Your copy should contain exactly the lines from the one that holds "Read the values" through the end of the material, reproduced as written, with no pictures.

———

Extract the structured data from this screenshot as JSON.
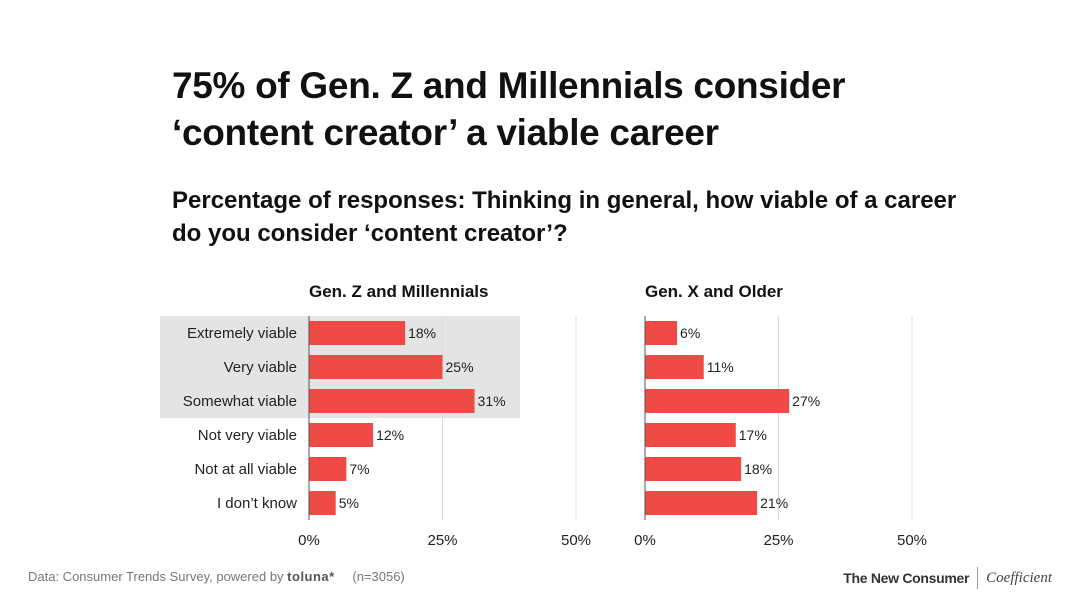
{
  "title": "75% of Gen. Z and Millennials consider ‘content creator’ a viable career",
  "subtitle": "Percentage of responses: Thinking in general, how viable of a career do you consider ‘content creator’?",
  "footer": {
    "source_prefix": "Data: Consumer Trends Survey, powered by",
    "source_brand": "toluna*",
    "sample": "(n=3056)",
    "publisher": "The New Consumer",
    "partner": "Coefficient"
  },
  "colors": {
    "bar": "#f04a46",
    "highlight": "#e4e4e4",
    "grid": "#dcdcdc",
    "axis": "#555555"
  },
  "chart_data": [
    {
      "type": "bar",
      "orientation": "horizontal",
      "title": "Gen. Z and Millennials",
      "categories": [
        "Extremely viable",
        "Very viable",
        "Somewhat viable",
        "Not very viable",
        "Not at all viable",
        "I don’t know"
      ],
      "values": [
        18,
        25,
        31,
        12,
        7,
        5
      ],
      "value_labels": [
        "18%",
        "25%",
        "31%",
        "12%",
        "7%",
        "5%"
      ],
      "highlighted_categories": [
        "Extremely viable",
        "Very viable",
        "Somewhat viable"
      ],
      "xlim": [
        0,
        50
      ],
      "xticks": [
        0,
        25,
        50
      ],
      "xtick_labels": [
        "0%",
        "25%",
        "50%"
      ]
    },
    {
      "type": "bar",
      "orientation": "horizontal",
      "title": "Gen. X and Older",
      "categories": [
        "Extremely viable",
        "Very viable",
        "Somewhat viable",
        "Not very viable",
        "Not at all viable",
        "I don’t know"
      ],
      "values": [
        6,
        11,
        27,
        17,
        18,
        21
      ],
      "value_labels": [
        "6%",
        "11%",
        "27%",
        "17%",
        "18%",
        "21%"
      ],
      "xlim": [
        0,
        50
      ],
      "xticks": [
        0,
        25,
        50
      ],
      "xtick_labels": [
        "0%",
        "25%",
        "50%"
      ]
    }
  ]
}
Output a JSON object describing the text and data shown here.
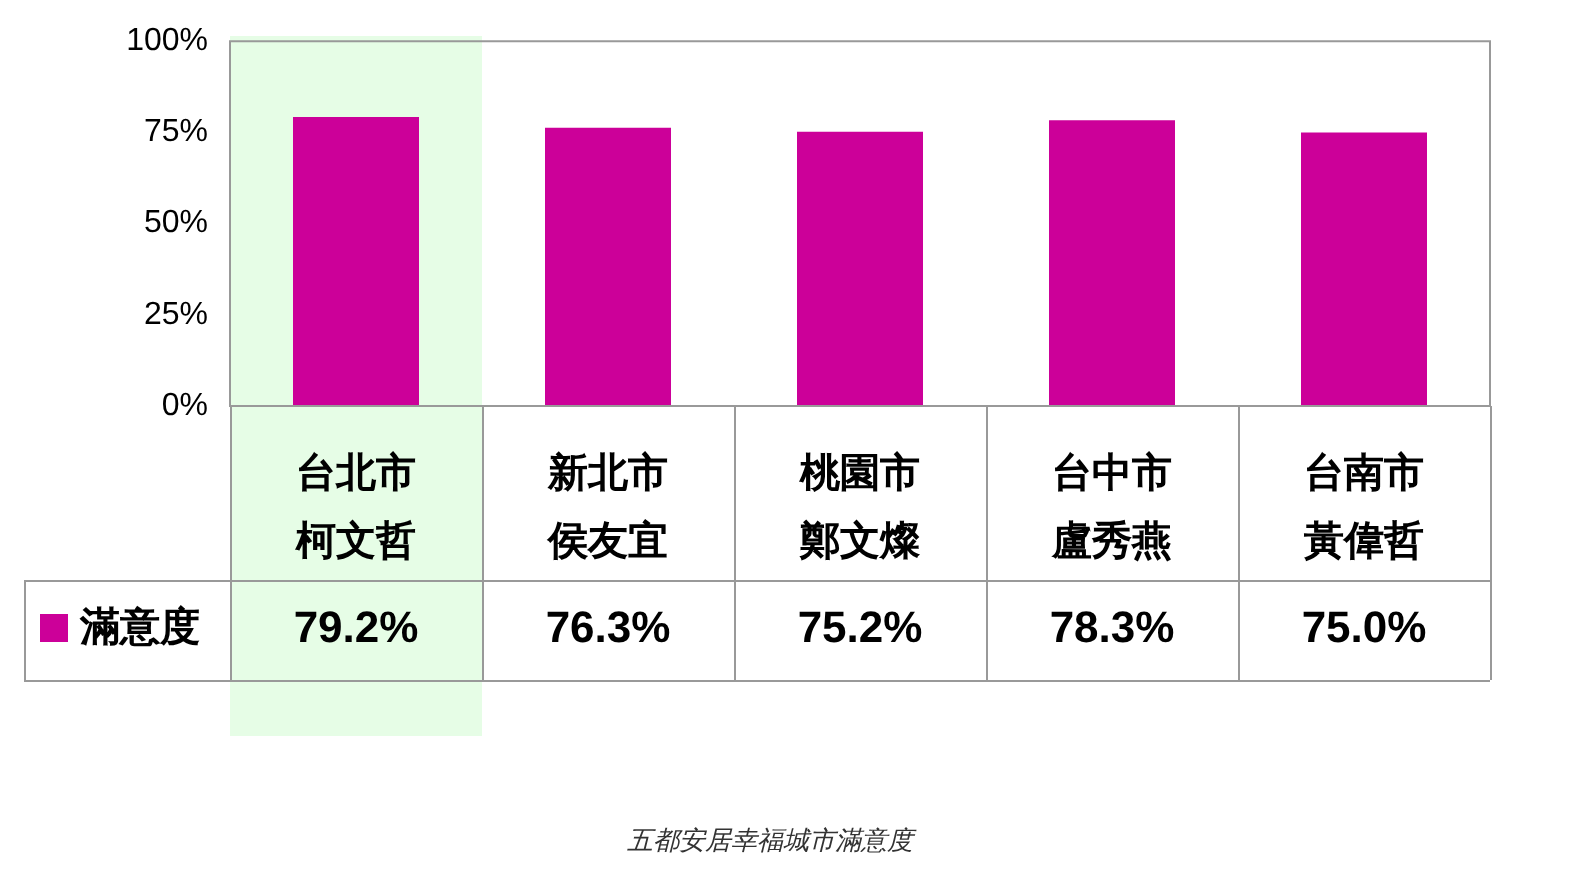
{
  "chart_data": {
    "type": "bar",
    "categories": [
      "台北市柯文哲",
      "新北市侯友宜",
      "桃園市鄭文燦",
      "台中市盧秀燕",
      "台南市黃偉哲"
    ],
    "series": [
      {
        "name": "滿意度",
        "color": "#cc0099",
        "values": [
          79.2,
          76.3,
          75.2,
          78.3,
          75.0
        ]
      }
    ],
    "ylim": [
      0,
      100
    ],
    "yticks": [
      {
        "value": 0,
        "label": "0%"
      },
      {
        "value": 25,
        "label": "25%"
      },
      {
        "value": 50,
        "label": "50%"
      },
      {
        "value": 75,
        "label": "75%"
      },
      {
        "value": 100,
        "label": "100%"
      }
    ],
    "value_labels": [
      "79.2%",
      "76.3%",
      "75.2%",
      "78.3%",
      "75.0%"
    ],
    "bands": [
      {
        "axis": "x",
        "from": "台北市柯文哲",
        "to": "台北市柯文哲",
        "color": "#e6fde6"
      }
    ],
    "legend": "bottom left",
    "grid": false,
    "annotations": [
      "五都安居幸福城市滿意度"
    ]
  }
}
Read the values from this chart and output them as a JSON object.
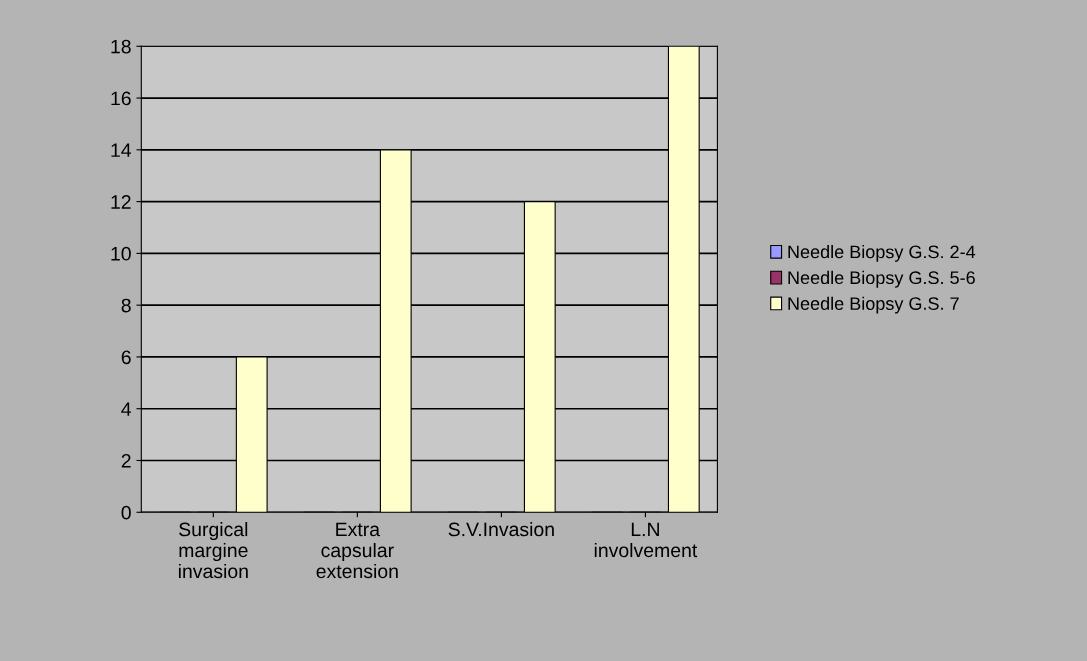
{
  "chart_data": {
    "type": "bar",
    "categories": [
      "Surgical\nmargine\ninvasion",
      "Extra\ncapsular\nextension",
      "S.V.Invasion",
      "L.N\ninvolvement"
    ],
    "series": [
      {
        "name": "Needle Biopsy G.S. 2-4",
        "color": "#9999ff",
        "values": [
          0,
          0,
          0,
          0
        ]
      },
      {
        "name": "Needle Biopsy G.S. 5-6",
        "color": "#993366",
        "values": [
          0,
          0,
          0,
          0
        ]
      },
      {
        "name": "Needle Biopsy G.S. 7",
        "color": "#ffffcc",
        "values": [
          6,
          14,
          12,
          18
        ]
      }
    ],
    "ylim": [
      0,
      18
    ],
    "yticks": [
      0,
      2,
      4,
      6,
      8,
      10,
      12,
      14,
      16,
      18
    ],
    "grid": "y",
    "legend": "right"
  }
}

———

Solution to the problem:
Read the values from this chart and output them as a JSON object.
{
  "chart_data": {
    "type": "bar",
    "categories": [
      "Surgical\nmargine\ninvasion",
      "Extra\ncapsular\nextension",
      "S.V.Invasion",
      "L.N\ninvolvement"
    ],
    "series": [
      {
        "name": "Needle Biopsy G.S. 2-4",
        "color": "#9999ff",
        "values": [
          0,
          0,
          0,
          0
        ]
      },
      {
        "name": "Needle Biopsy G.S. 5-6",
        "color": "#993366",
        "values": [
          0,
          0,
          0,
          0
        ]
      },
      {
        "name": "Needle Biopsy G.S. 7",
        "color": "#ffffcc",
        "values": [
          6,
          14,
          12,
          18
        ]
      }
    ],
    "ylim": [
      0,
      18
    ],
    "yticks": [
      0,
      2,
      4,
      6,
      8,
      10,
      12,
      14,
      16,
      18
    ],
    "grid": "y",
    "legend": "right"
  }
}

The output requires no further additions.